- Stated problem -
Gather, from the data below, each line in which the word "arena" occurs.

- Input rows -
--- start ---
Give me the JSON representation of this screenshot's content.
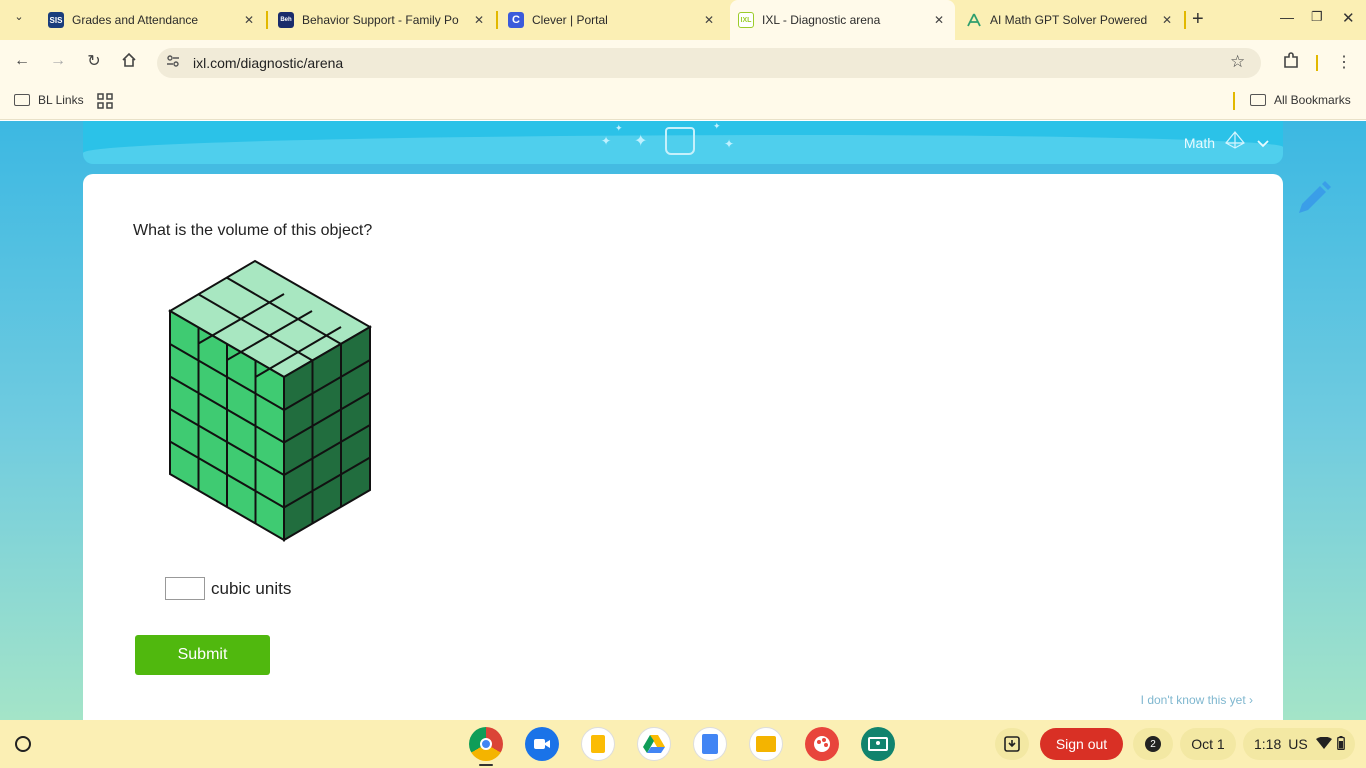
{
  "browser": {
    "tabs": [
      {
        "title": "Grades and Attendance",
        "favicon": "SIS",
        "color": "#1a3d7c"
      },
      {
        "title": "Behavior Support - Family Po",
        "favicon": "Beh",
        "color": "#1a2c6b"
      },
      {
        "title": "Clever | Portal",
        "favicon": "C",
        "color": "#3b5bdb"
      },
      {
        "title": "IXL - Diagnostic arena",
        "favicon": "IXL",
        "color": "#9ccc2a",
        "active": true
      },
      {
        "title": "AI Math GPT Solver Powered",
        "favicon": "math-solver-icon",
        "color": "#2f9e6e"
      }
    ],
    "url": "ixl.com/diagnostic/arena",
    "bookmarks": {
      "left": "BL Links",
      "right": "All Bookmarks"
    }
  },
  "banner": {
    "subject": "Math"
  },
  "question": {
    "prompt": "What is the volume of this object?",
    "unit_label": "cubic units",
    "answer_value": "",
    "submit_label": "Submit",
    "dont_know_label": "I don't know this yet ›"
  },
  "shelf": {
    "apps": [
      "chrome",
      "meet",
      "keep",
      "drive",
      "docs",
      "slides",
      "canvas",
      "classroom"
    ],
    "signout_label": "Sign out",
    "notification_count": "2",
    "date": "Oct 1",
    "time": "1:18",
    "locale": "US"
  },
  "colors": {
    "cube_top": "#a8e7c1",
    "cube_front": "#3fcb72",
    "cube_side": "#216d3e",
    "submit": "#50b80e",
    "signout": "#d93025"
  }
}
--- end ---
- Problem solution -
        "title": "IXL - Diagnostic arena",
    "url": "ixl.com/diagnostic/arena",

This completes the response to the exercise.